Your instructions
Each line of the listing that contains the word "from" is to be copied.

--- --- ---

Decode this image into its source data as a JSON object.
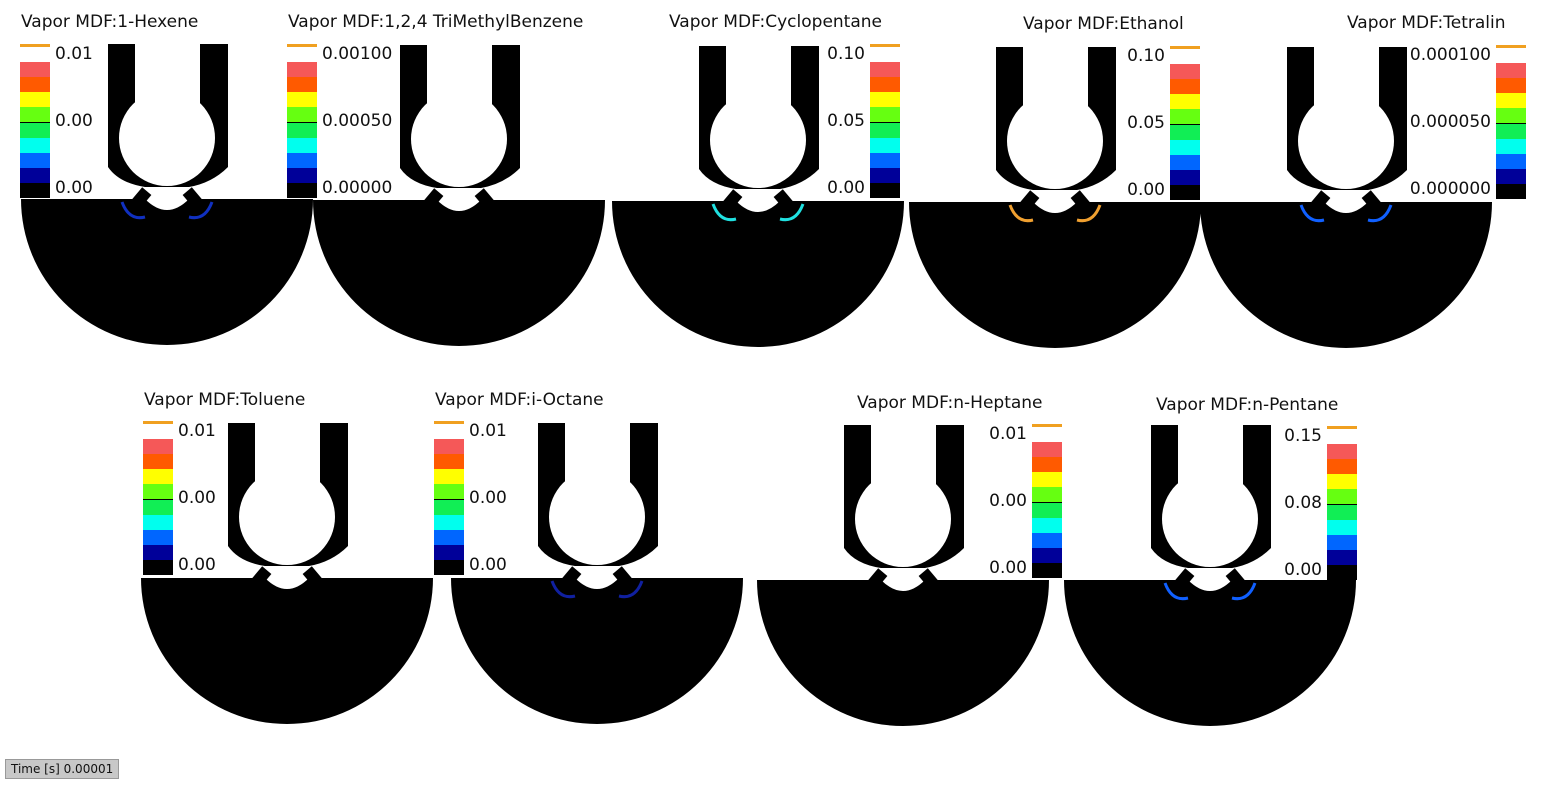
{
  "colorbar_colors": [
    "#ffffff",
    "#f55858",
    "#ff5a00",
    "#ffff00",
    "#66ff11",
    "#11ee55",
    "#00ffee",
    "#0066ff",
    "#000099",
    "#000000"
  ],
  "panels": [
    {
      "title": "Vapor MDF:1-Hexene",
      "labels": [
        "0.01",
        "0.00",
        "0.00"
      ],
      "spray_color": "#1030c0"
    },
    {
      "title": "Vapor MDF:1,2,4 TriMethylBenzene",
      "labels": [
        "0.00100",
        "0.00050",
        "0.00000"
      ],
      "spray_color": ""
    },
    {
      "title": "Vapor MDF:Cyclopentane",
      "labels": [
        "0.10",
        "0.05",
        "0.00"
      ],
      "spray_color": "#20e0e0"
    },
    {
      "title": "Vapor MDF:Ethanol",
      "labels": [
        "0.10",
        "0.05",
        "0.00"
      ],
      "spray_color": "#f0a030"
    },
    {
      "title": "Vapor MDF:Tetralin",
      "labels": [
        "0.000100",
        "0.000050",
        "0.000000"
      ],
      "spray_color": "#1060ff"
    },
    {
      "title": "Vapor MDF:Toluene",
      "labels": [
        "0.01",
        "0.00",
        "0.00"
      ],
      "spray_color": ""
    },
    {
      "title": "Vapor MDF:i-Octane",
      "labels": [
        "0.01",
        "0.00",
        "0.00"
      ],
      "spray_color": "#1020a0"
    },
    {
      "title": "Vapor MDF:n-Heptane",
      "labels": [
        "0.01",
        "0.00",
        "0.00"
      ],
      "spray_color": ""
    },
    {
      "title": "Vapor MDF:n-Pentane",
      "labels": [
        "0.15",
        "0.08",
        "0.00"
      ],
      "spray_color": "#1060ff"
    }
  ],
  "time_label": "Time [s] 0.00001"
}
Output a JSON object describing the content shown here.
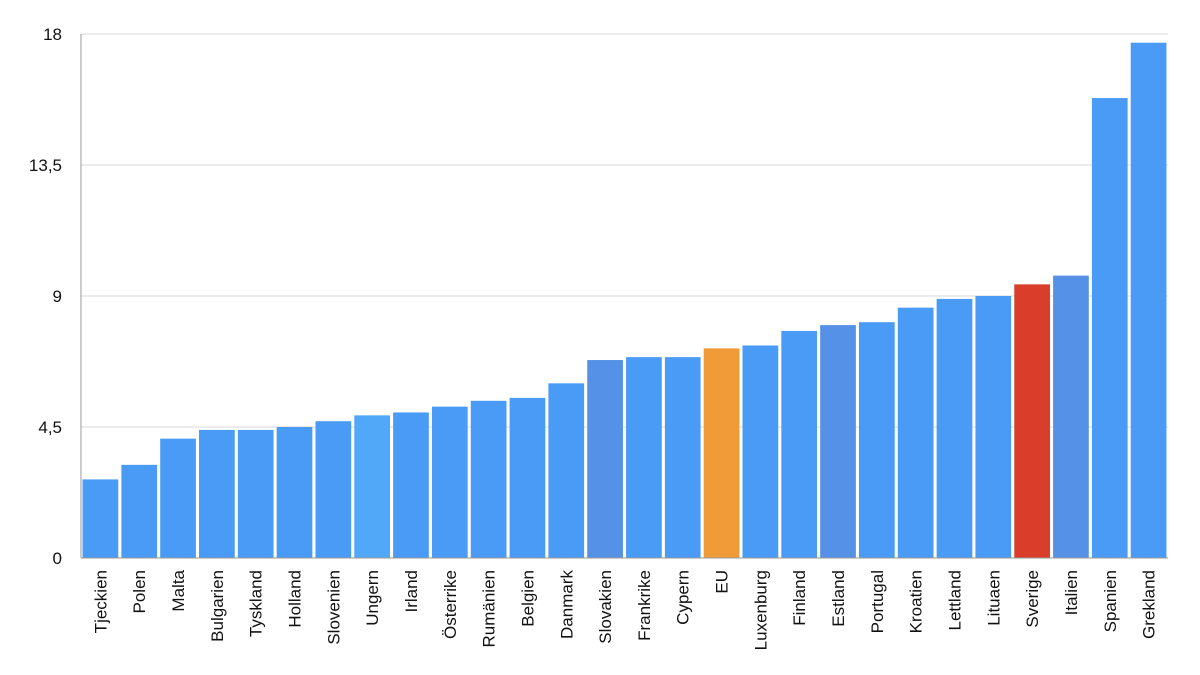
{
  "chart_data": {
    "type": "bar",
    "title": "",
    "xlabel": "",
    "ylabel": "",
    "ylim": [
      0,
      18
    ],
    "yticks": [
      0,
      4.5,
      9,
      13.5,
      18
    ],
    "ytick_labels": [
      "0",
      "4,5",
      "9",
      "13,5",
      "18"
    ],
    "grid": true,
    "categories": [
      "Tjeckien",
      "Polen",
      "Malta",
      "Bulgarien",
      "Tyskland",
      "Holland",
      "Slovenien",
      "Ungern",
      "Irland",
      "Österrike",
      "Rumänien",
      "Belgien",
      "Danmark",
      "Slovakien",
      "Frankrike",
      "Cypern",
      "EU",
      "Luxenburg",
      "Finland",
      "Estland",
      "Portugal",
      "Kroatien",
      "Lettland",
      "Lituaen",
      "Sverige",
      "Italien",
      "Spanien",
      "Grekland"
    ],
    "values": [
      2.7,
      3.2,
      4.1,
      4.4,
      4.4,
      4.5,
      4.7,
      4.9,
      5.0,
      5.2,
      5.4,
      5.5,
      6.0,
      6.8,
      6.9,
      6.9,
      7.2,
      7.3,
      7.8,
      8.0,
      8.1,
      8.6,
      8.9,
      9.0,
      9.4,
      9.7,
      15.8,
      17.7
    ],
    "colors": [
      "#4a9bf6",
      "#4a9bf6",
      "#4a9bf6",
      "#4a9bf6",
      "#4a9bf6",
      "#4a9bf6",
      "#4a9bf6",
      "#52a8f8",
      "#4a9bf6",
      "#4a9bf6",
      "#4a9bf6",
      "#4a9bf6",
      "#4a9bf6",
      "#5591e6",
      "#4a9bf6",
      "#4a9bf6",
      "#f19a38",
      "#4a9bf6",
      "#4a9bf6",
      "#5591e6",
      "#4a9bf6",
      "#4a9bf6",
      "#4a9bf6",
      "#4a9bf6",
      "#d83e2a",
      "#5591e6",
      "#4a9bf6",
      "#4a9bf6"
    ]
  }
}
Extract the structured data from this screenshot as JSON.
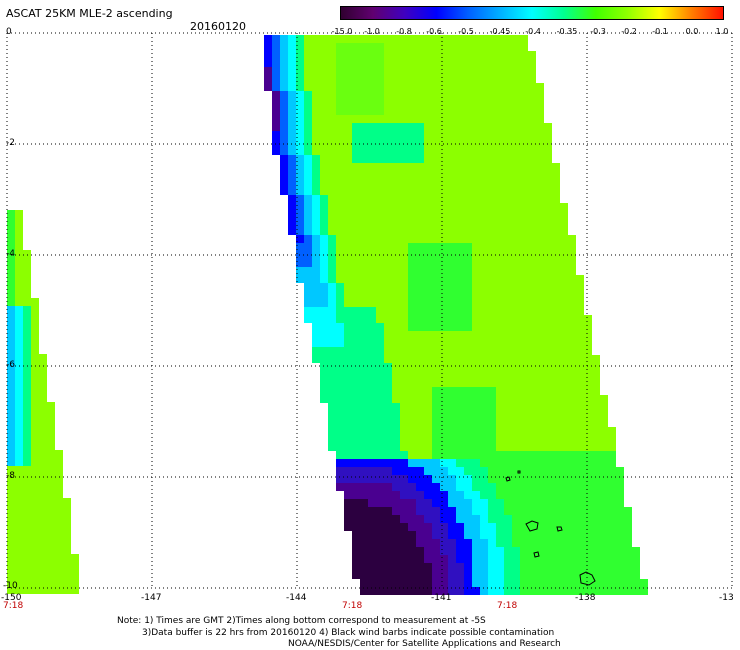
{
  "header": {
    "title": "ASCAT 25KM MLE-2 ascending",
    "date": "20160120"
  },
  "colorbar": {
    "labels": [
      "-15.0",
      "-1.0",
      "-0.8",
      "-0.6",
      "-0.5",
      "-0.45",
      "-0.4",
      "-0.35",
      "-0.3",
      "-0.2",
      "-0.1",
      "0.0",
      "1.0"
    ],
    "colors": [
      "#300030",
      "#600070",
      "#4000c0",
      "#0000ff",
      "#0060ff",
      "#00b0ff",
      "#00ffff",
      "#00ff90",
      "#40ff00",
      "#90ff00",
      "#ffff00",
      "#ff8000",
      "#ff1000"
    ]
  },
  "axes": {
    "x_ticks": [
      "-150",
      "-147",
      "-144",
      "-141",
      "-138",
      "-13"
    ],
    "y_ticks": [
      "0",
      "-2",
      "-4",
      "-6",
      "-8",
      "-10"
    ],
    "times": [
      "7:18",
      "7:18",
      "7:18"
    ]
  },
  "notes": {
    "line1": "Note: 1) Times are GMT 2)Times along bottom correspond to measurement at -5S",
    "line2": "3)Data buffer is 22 hrs from 20160120 4) Black wind barbs indicate possible contamination",
    "line3": "NOAA/NESDIS/Center for Satellite Applications and Research"
  },
  "colors": {
    "grid": "#000000",
    "time_label": "#c00000"
  }
}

--- --- ---

Worked answer
Extract the structured data from this screenshot as JSON.
    "line2": "3)Data buffer is 22 hrs from 20160120 4) Black wind barbs indicate possible contamination",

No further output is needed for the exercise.